> _Work to be completed_:
Copy all the data exactly, except the pictures.

:: Data section ::

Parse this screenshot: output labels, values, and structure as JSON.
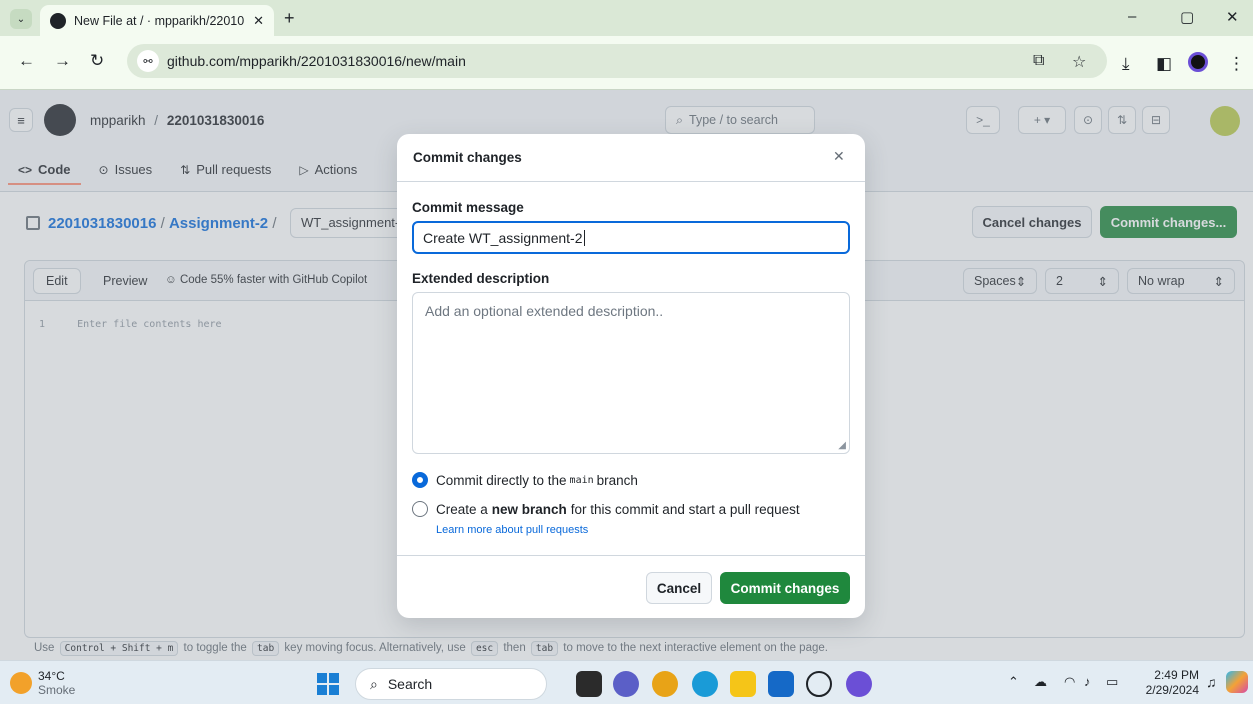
{
  "browser": {
    "tab_title": "New File at / · mpparikh/22010",
    "url": "github.com/mpparikh/2201031830016/new/main",
    "icons": {
      "tab_dropdown": "chevron-down-icon",
      "new_tab": "+",
      "minimize": "–",
      "restore": "▢",
      "close": "✕",
      "back": "←",
      "forward": "→",
      "reload": "↻",
      "tune": "⚯",
      "install": "⧉",
      "star": "☆",
      "download": "⤓",
      "sidepanel": "◧",
      "menu": "⋮"
    }
  },
  "github": {
    "owner": "mpparikh",
    "separator": "/",
    "repo": "2201031830016",
    "search_placeholder": "Type / to search",
    "nav": [
      {
        "label": "Code",
        "icon": "<>"
      },
      {
        "label": "Issues",
        "icon": "⊙"
      },
      {
        "label": "Pull requests",
        "icon": "⇅"
      },
      {
        "label": "Actions",
        "icon": "▷"
      }
    ],
    "breadcrumb_repo": "2201031830016",
    "breadcrumb_folder": "Assignment-2",
    "breadcrumb_sep": "/",
    "filename": "WT_assignment-2",
    "cancel_changes": "Cancel changes",
    "commit_changes_top": "Commit changes...",
    "editor": {
      "tab_edit": "Edit",
      "tab_preview": "Preview",
      "copilot": "Code 55% faster with GitHub Copilot",
      "indent_mode": "Spaces",
      "indent_size": "2",
      "wrap_mode": "No wrap",
      "line_number": "1",
      "placeholder": "Enter file contents here"
    },
    "hint": {
      "use": "Use",
      "keys": "Control + Shift + m",
      "to_toggle": "to toggle the",
      "tab": "tab",
      "moving": "key moving focus. Alternatively, use",
      "esc": "esc",
      "then": "then",
      "tab2": "tab",
      "rest": "to move to the next interactive element on the page."
    }
  },
  "dialog": {
    "title": "Commit changes",
    "close_icon": "✕",
    "commit_message_label": "Commit message",
    "commit_message_value": "Create WT_assignment-2",
    "extended_label": "Extended description",
    "extended_placeholder": "Add an optional extended description..",
    "option_direct_prefix": "Commit directly to the",
    "option_direct_branch": "main",
    "option_direct_suffix": "branch",
    "option_new_prefix": "Create a",
    "option_new_bold": "new branch",
    "option_new_suffix": "for this commit and start a pull request",
    "learn_more": "Learn more about pull requests",
    "cancel": "Cancel",
    "commit": "Commit changes"
  },
  "taskbar": {
    "temperature": "34°C",
    "condition": "Smoke",
    "search": "Search",
    "time": "2:49 PM",
    "date": "2/29/2024"
  }
}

:::

> _Written answer_:
Parse this screenshot: output labels, values, and structure as JSON.
{
  "browser": {
    "tab_title": "New File at / · mpparikh/22010",
    "url": "github.com/mpparikh/2201031830016/new/main",
    "icons": {
      "tab_dropdown": "chevron-down-icon",
      "new_tab": "+",
      "minimize": "–",
      "restore": "▢",
      "close": "✕",
      "back": "←",
      "forward": "→",
      "reload": "↻",
      "tune": "⚯",
      "install": "⧉",
      "star": "☆",
      "download": "⤓",
      "sidepanel": "◧",
      "menu": "⋮"
    }
  },
  "github": {
    "owner": "mpparikh",
    "separator": "/",
    "repo": "2201031830016",
    "search_placeholder": "Type / to search",
    "nav": [
      {
        "label": "Code",
        "icon": "<>"
      },
      {
        "label": "Issues",
        "icon": "⊙"
      },
      {
        "label": "Pull requests",
        "icon": "⇅"
      },
      {
        "label": "Actions",
        "icon": "▷"
      }
    ],
    "breadcrumb_repo": "2201031830016",
    "breadcrumb_folder": "Assignment-2",
    "breadcrumb_sep": "/",
    "filename": "WT_assignment-2",
    "cancel_changes": "Cancel changes",
    "commit_changes_top": "Commit changes...",
    "editor": {
      "tab_edit": "Edit",
      "tab_preview": "Preview",
      "copilot": "Code 55% faster with GitHub Copilot",
      "indent_mode": "Spaces",
      "indent_size": "2",
      "wrap_mode": "No wrap",
      "line_number": "1",
      "placeholder": "Enter file contents here"
    },
    "hint": {
      "use": "Use",
      "keys": "Control + Shift + m",
      "to_toggle": "to toggle the",
      "tab": "tab",
      "moving": "key moving focus. Alternatively, use",
      "esc": "esc",
      "then": "then",
      "tab2": "tab",
      "rest": "to move to the next interactive element on the page."
    }
  },
  "dialog": {
    "title": "Commit changes",
    "close_icon": "✕",
    "commit_message_label": "Commit message",
    "commit_message_value": "Create WT_assignment-2",
    "extended_label": "Extended description",
    "extended_placeholder": "Add an optional extended description..",
    "option_direct_prefix": "Commit directly to the",
    "option_direct_branch": "main",
    "option_direct_suffix": "branch",
    "option_new_prefix": "Create a",
    "option_new_bold": "new branch",
    "option_new_suffix": "for this commit and start a pull request",
    "learn_more": "Learn more about pull requests",
    "cancel": "Cancel",
    "commit": "Commit changes"
  },
  "taskbar": {
    "temperature": "34°C",
    "condition": "Smoke",
    "search": "Search",
    "time": "2:49 PM",
    "date": "2/29/2024"
  }
}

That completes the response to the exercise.